Reproduce all the lines below exactly and omit the images.
--- start Provided data ---
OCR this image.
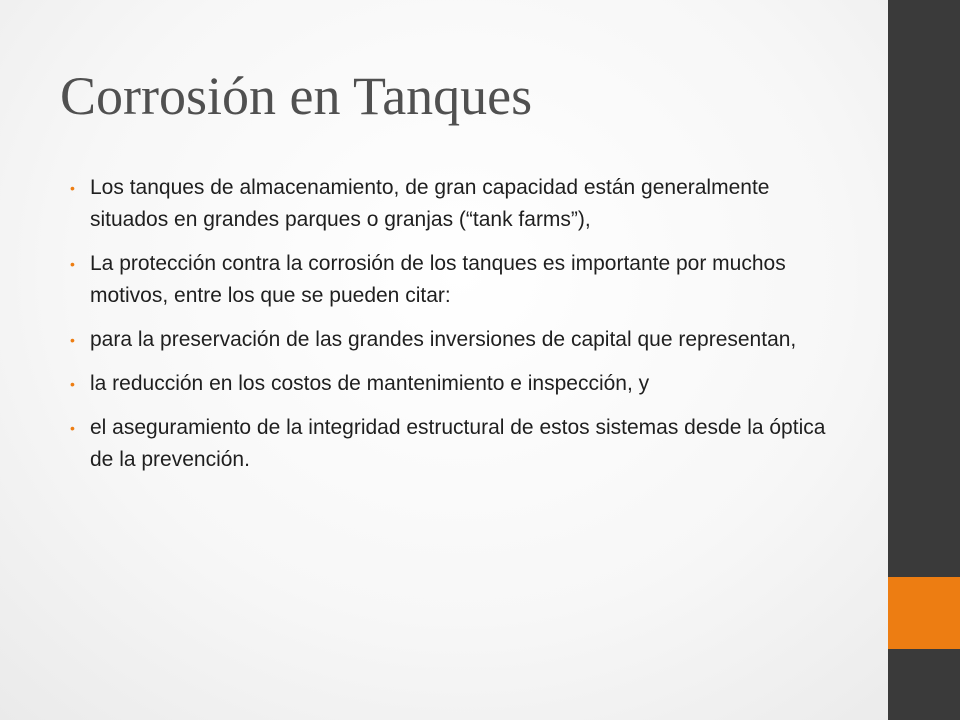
Corrosión en Tanques
• Los tanques de almacenamiento, de gran capacidad están generalmente situados en grandes parques o granjas (“tank farms”),
• La protección contra la corrosión de los tanques es importante por muchos motivos, entre los que se pueden citar:
• para la preservación de las grandes inversiones de capital que representan,
• la reducción en los costos de mantenimiento e inspección, y
• el aseguramiento de la integridad estructural de estos sistemas desde la óptica de la prevención.
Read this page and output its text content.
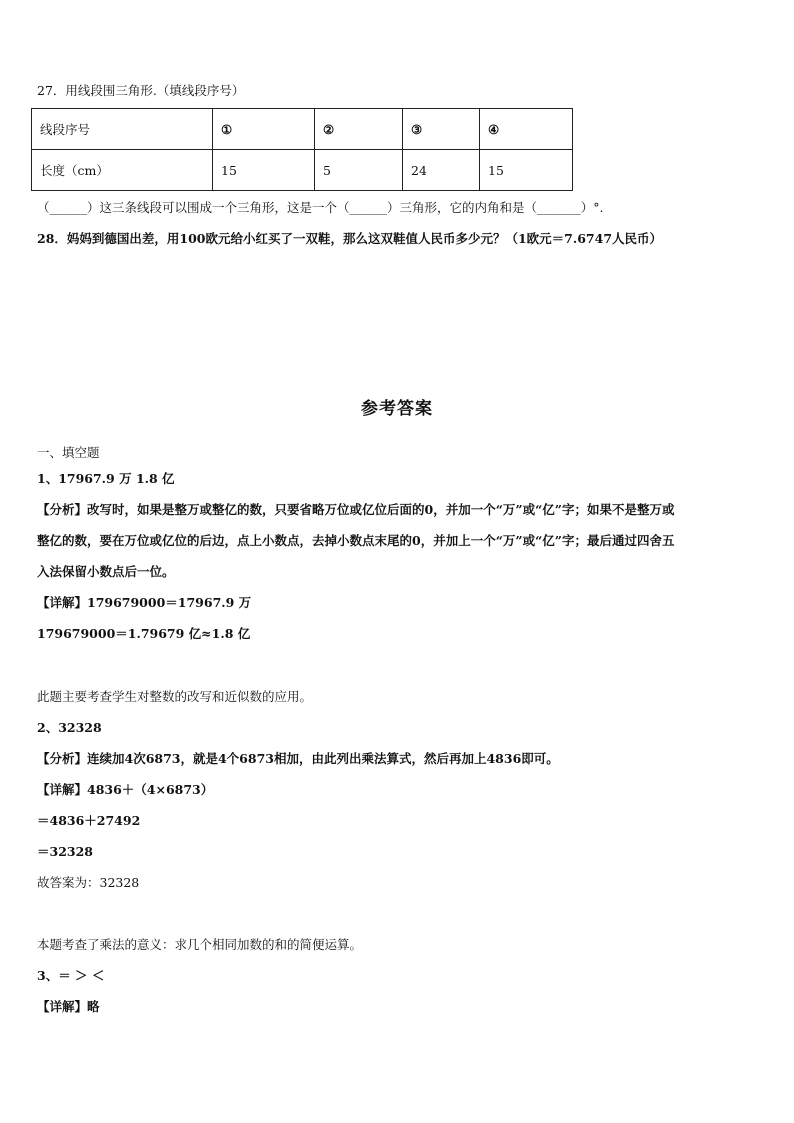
27．用线段围三角形.（填线段序号）
线段序号	①	②	③	④
长度（cm）	15	5	24	15
（______）这三条线段可以围成一个三角形，这是一个（______）三角形，它的内角和是（_______）°.
28．妈妈到德国出差，用100欧元给小红买了一双鞋，那么这双鞋值人民币多少元？（1欧元＝7.6747人民币）
参考答案
一、填空题
1、17967.9 万 1.8 亿
【分析】改写时，如果是整万或整亿的数，只要省略万位或亿位后面的0，并加一个“万”或“亿”字；如果不是整万或
整亿的数，要在万位或亿位的后边，点上小数点，去掉小数点末尾的0，并加上一个“万”或“亿”字；最后通过四舍五
入法保留小数点后一位。
【详解】179679000＝17967.9 万
179679000＝1.79679 亿≈1.8 亿
此题主要考查学生对整数的改写和近似数的应用。
2、32328
【分析】连续加4次6873，就是4个6873相加，由此列出乘法算式，然后再加上4836即可。
【详解】4836＋（4×6873）
＝4836＋27492
＝32328
故答案为：32328
本题考查了乘法的意义：求几个相同加数的和的简便运算。
3、＝ ＞ ＜
【详解】略
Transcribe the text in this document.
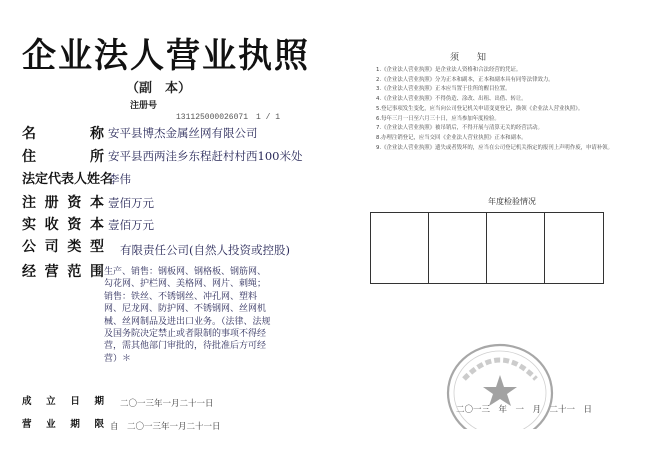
企业法人营业执照
（副　本）
注册号
131125000026071　1 / 1
名	称 安平县博杰金属丝网有限公司
住	所 安平县西两洼乡东程赶村村西100米处
法定代表人姓名
李伟
注 册 资 本 壹佰万元
实 收 资 本 壹佰万元
公 司 类 型 有限责任公司(自然人投资或控股)
经 营 范 围 生产、销售：钢板网、钢格板、钢筋网、勾花网、护栏网、美格网、网片、刺绳；销售：铁丝、不锈钢丝、冲孔网、塑料网、尼龙网、防护网、不锈钢网、丝网机械、丝网制品及进出口业务。（法律、法规及国务院决定禁止或者限制的事项不得经营，需其他部门审批的，待批准后方可经营）＊
成 立 日 期 二〇一三年一月二十一日
营 业 期 限 自　二〇一三年一月二十一日
须　　知
1.《企业法人营业执照》是企业法人资格和合法经营的凭证。
2.《企业法人营业执照》分为正本和副本，正本和副本具有同等法律效力。
3.《企业法人营业执照》正本应当置于住所的醒目位置。
4.《企业法人营业执照》不得伪造、涂改、出租、出借、转让。
5.登记事项发生变化，应当向公司登记机关申请变更登记，换领《企业法人营业执照》。
6.每年三月一日至六月三十日，应当参加年度检验。
7.《企业法人营业执照》被吊销后，不得开展与清算无关的经营活动。
8.办理注销登记，应当交回《企业法人营业执照》正本和副本。
9.《企业法人营业执照》遗失或者毁坏的，应当在公司登记机关指定的报刊上声明作废，申请补领。
年度检验情况
二〇一三　年　一　月　二十一　日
--- end Provided data ---
* The reply *
OCR this image.
Corrosión en Tanques
• Los tanques de almacenamiento, de gran capacidad están generalmente situados en grandes parques o granjas (“tank farms”),
• La protección contra la corrosión de los tanques es importante por muchos motivos, entre los que se pueden citar:
• para la preservación de las grandes inversiones de capital que representan,
• la reducción en los costos de mantenimiento e inspección, y
• el aseguramiento de la integridad estructural de estos sistemas desde la óptica de la prevención.
Read this page and output its text content.
27．用线段围三角形.（填线段序号）
线段序号	①	②	③	④
长度（cm）	15	5	24	15
（______）这三条线段可以围成一个三角形，这是一个（______）三角形，它的内角和是（_______）°.
28．妈妈到德国出差，用100欧元给小红买了一双鞋，那么这双鞋值人民币多少元？（1欧元＝7.6747人民币）
参考答案
一、填空题
1、17967.9 万 1.8 亿
【分析】改写时，如果是整万或整亿的数，只要省略万位或亿位后面的0，并加一个“万”或“亿”字；如果不是整万或
整亿的数，要在万位或亿位的后边，点上小数点，去掉小数点末尾的0，并加上一个“万”或“亿”字；最后通过四舍五
入法保留小数点后一位。
【详解】179679000＝17967.9 万
179679000＝1.79679 亿≈1.8 亿
此题主要考查学生对整数的改写和近似数的应用。
2、32328
【分析】连续加4次6873，就是4个6873相加，由此列出乘法算式，然后再加上4836即可。
【详解】4836＋（4×6873）
＝4836＋27492
＝32328
故答案为：32328
本题考查了乘法的意义：求几个相同加数的和的简便运算。
3、＝ ＞ ＜
【详解】略
Transcribe the text in this document.
企业法人营业执照
（副　本）
注册号
131125000026071　1 / 1
名	称 安平县博杰金属丝网有限公司
住	所 安平县西两洼乡东程赶村村西100米处
法定代表人姓名
李伟
注 册 资 本 壹佰万元
实 收 资 本 壹佰万元
公 司 类 型 有限责任公司(自然人投资或控股)
经 营 范 围 生产、销售：钢板网、钢格板、钢筋网、勾花网、护栏网、美格网、网片、刺绳；销售：铁丝、不锈钢丝、冲孔网、塑料网、尼龙网、防护网、不锈钢网、丝网机械、丝网制品及进出口业务。（法律、法规及国务院决定禁止或者限制的事项不得经营，需其他部门审批的，待批准后方可经营）＊
成 立 日 期 二〇一三年一月二十一日
营 业 期 限 自　二〇一三年一月二十一日
须　　知
1.《企业法人营业执照》是企业法人资格和合法经营的凭证。
2.《企业法人营业执照》分为正本和副本，正本和副本具有同等法律效力。
3.《企业法人营业执照》正本应当置于住所的醒目位置。
4.《企业法人营业执照》不得伪造、涂改、出租、出借、转让。
5.登记事项发生变化，应当向公司登记机关申请变更登记，换领《企业法人营业执照》。
6.每年三月一日至六月三十日，应当参加年度检验。
7.《企业法人营业执照》被吊销后，不得开展与清算无关的经营活动。
8.办理注销登记，应当交回《企业法人营业执照》正本和副本。
9.《企业法人营业执照》遗失或者毁坏的，应当在公司登记机关指定的报刊上声明作废，申请补领。
年度检验情况
二〇一三　年　一　月　二十一　日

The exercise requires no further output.